• WHAT THE TASK ASKS
Find each line containing the string "image" and return it.

• DATASET RECORDS
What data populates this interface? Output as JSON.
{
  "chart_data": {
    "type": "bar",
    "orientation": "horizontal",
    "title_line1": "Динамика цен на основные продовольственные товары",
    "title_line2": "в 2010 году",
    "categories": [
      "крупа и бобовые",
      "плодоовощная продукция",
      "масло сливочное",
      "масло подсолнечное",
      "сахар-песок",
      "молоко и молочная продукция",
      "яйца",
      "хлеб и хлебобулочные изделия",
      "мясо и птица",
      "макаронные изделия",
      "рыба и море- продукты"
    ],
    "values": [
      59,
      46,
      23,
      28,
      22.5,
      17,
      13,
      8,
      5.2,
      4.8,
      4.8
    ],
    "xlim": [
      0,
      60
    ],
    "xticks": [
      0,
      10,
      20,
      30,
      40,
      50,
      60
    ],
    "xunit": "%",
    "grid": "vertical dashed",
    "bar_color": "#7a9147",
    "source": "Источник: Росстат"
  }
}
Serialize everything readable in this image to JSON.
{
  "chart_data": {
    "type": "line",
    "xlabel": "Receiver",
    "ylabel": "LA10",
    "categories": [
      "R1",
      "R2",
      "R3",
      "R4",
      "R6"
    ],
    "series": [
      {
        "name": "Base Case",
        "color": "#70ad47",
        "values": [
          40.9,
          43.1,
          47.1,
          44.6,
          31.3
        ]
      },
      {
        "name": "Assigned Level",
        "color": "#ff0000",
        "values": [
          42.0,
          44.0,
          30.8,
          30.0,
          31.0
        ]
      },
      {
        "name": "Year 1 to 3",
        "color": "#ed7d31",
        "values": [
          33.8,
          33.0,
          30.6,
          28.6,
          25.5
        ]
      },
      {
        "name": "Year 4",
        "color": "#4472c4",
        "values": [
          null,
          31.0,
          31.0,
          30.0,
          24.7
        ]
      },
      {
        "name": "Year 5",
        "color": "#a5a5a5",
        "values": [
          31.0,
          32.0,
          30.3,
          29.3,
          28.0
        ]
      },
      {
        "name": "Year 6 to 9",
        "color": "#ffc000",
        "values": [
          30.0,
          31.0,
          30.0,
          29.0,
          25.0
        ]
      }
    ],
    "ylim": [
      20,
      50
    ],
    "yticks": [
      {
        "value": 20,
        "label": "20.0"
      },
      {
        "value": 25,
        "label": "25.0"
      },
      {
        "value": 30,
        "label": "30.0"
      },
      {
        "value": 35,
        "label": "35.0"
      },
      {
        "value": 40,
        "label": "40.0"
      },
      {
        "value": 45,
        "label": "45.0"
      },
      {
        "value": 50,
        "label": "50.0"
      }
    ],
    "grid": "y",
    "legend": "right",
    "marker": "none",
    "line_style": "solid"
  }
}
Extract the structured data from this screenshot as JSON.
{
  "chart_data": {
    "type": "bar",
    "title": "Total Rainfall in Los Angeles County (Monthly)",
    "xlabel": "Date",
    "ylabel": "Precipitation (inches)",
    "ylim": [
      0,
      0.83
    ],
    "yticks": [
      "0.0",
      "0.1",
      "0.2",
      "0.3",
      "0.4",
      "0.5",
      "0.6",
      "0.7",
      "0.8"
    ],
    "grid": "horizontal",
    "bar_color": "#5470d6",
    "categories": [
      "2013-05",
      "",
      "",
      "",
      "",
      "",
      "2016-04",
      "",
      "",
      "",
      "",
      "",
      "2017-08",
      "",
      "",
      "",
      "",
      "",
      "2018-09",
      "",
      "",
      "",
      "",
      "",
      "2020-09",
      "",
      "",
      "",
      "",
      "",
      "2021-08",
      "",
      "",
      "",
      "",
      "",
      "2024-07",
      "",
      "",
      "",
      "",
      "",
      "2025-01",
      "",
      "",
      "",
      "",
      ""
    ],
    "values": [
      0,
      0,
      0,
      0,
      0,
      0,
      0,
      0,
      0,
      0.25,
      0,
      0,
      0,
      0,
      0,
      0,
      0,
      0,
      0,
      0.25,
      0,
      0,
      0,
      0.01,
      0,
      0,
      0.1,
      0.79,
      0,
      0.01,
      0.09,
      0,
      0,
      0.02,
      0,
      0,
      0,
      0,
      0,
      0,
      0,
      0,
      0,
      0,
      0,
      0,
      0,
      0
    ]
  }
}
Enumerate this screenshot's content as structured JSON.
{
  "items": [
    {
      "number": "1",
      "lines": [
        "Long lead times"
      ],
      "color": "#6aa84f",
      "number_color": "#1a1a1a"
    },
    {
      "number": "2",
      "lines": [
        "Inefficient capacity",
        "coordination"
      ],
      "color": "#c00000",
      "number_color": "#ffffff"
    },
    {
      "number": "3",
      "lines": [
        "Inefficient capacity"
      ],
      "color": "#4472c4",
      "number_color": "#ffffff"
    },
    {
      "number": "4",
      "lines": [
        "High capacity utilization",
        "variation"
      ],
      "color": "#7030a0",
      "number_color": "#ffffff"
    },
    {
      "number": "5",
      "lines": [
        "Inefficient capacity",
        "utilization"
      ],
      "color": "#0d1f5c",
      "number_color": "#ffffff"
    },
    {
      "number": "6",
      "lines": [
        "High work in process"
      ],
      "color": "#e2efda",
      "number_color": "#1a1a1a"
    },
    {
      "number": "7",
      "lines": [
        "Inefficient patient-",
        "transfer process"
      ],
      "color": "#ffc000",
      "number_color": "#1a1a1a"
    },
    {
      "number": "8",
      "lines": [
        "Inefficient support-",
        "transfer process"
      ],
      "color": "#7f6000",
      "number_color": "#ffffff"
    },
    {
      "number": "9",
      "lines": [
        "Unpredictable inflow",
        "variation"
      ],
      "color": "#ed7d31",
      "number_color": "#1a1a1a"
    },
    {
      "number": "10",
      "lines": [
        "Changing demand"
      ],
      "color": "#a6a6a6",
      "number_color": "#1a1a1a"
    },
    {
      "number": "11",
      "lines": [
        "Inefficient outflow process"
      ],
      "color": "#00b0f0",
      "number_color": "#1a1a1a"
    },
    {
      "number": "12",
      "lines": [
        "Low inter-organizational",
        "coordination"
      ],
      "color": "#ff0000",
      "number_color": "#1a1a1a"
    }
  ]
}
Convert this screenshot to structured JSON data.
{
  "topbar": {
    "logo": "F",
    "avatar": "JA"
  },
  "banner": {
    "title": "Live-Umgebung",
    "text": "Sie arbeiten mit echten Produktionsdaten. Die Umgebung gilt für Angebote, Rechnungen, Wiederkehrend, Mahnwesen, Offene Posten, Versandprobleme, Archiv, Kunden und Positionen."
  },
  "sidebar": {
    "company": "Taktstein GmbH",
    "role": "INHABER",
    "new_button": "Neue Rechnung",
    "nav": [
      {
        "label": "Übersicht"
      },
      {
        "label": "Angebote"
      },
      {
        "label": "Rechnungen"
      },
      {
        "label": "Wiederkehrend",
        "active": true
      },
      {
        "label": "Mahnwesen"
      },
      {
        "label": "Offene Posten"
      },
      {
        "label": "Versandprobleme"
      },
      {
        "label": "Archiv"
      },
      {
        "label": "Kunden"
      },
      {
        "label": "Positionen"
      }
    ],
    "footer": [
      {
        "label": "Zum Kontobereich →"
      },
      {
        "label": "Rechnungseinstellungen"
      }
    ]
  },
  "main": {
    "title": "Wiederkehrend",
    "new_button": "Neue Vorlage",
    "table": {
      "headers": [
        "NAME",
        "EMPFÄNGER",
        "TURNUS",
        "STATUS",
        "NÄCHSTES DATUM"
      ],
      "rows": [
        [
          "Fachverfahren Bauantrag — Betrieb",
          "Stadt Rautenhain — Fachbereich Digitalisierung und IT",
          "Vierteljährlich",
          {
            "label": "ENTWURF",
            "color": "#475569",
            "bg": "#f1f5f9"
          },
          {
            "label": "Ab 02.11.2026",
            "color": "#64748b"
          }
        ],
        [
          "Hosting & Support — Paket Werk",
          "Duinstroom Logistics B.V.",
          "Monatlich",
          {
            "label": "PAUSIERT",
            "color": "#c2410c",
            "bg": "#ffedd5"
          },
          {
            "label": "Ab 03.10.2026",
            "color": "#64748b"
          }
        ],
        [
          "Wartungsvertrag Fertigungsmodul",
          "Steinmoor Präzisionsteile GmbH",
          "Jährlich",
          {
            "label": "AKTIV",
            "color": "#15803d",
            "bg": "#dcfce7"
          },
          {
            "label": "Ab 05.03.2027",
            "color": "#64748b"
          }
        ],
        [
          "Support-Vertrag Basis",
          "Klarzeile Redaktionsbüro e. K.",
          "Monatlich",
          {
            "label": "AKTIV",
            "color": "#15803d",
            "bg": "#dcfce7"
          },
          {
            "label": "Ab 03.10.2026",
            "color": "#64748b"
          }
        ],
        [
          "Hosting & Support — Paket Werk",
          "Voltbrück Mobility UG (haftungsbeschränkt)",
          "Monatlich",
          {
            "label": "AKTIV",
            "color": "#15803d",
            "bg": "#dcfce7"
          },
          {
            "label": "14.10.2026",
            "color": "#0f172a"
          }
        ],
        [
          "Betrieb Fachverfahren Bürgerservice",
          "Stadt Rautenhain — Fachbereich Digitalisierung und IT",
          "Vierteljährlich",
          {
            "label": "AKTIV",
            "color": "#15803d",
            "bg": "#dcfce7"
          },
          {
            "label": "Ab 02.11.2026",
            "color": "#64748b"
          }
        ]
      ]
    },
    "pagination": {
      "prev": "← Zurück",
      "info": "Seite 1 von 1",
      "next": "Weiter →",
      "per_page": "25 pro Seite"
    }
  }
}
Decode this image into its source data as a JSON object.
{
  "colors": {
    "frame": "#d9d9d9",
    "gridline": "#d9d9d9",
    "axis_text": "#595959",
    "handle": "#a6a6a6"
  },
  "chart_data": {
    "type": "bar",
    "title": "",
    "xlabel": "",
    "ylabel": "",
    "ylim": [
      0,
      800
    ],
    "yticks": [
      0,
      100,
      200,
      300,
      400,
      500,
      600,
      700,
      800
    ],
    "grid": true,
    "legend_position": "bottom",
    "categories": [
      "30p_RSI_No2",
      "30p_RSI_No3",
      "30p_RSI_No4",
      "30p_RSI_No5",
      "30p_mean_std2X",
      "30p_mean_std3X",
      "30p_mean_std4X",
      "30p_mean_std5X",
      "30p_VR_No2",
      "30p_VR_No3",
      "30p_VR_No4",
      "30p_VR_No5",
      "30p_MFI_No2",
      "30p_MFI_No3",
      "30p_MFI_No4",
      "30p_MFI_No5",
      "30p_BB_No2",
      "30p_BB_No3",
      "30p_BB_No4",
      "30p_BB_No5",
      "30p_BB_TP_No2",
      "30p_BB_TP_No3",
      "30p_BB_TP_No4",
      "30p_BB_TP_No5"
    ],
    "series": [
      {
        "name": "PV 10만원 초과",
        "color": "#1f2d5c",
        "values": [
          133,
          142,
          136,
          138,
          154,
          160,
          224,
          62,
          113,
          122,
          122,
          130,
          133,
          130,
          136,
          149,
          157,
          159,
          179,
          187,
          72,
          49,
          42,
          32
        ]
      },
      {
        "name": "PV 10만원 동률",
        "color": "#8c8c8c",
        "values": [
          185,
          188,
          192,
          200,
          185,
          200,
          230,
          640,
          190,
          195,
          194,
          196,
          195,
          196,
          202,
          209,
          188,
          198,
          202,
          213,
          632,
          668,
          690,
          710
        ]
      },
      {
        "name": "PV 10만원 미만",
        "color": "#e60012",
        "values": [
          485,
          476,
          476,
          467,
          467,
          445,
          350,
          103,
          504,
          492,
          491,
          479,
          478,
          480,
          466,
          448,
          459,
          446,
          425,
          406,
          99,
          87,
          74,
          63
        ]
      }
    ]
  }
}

• RESULT OF THIS EXERCISE
Serialize everything readable in this image to JSON.
Decode this image into its source data as a JSON object.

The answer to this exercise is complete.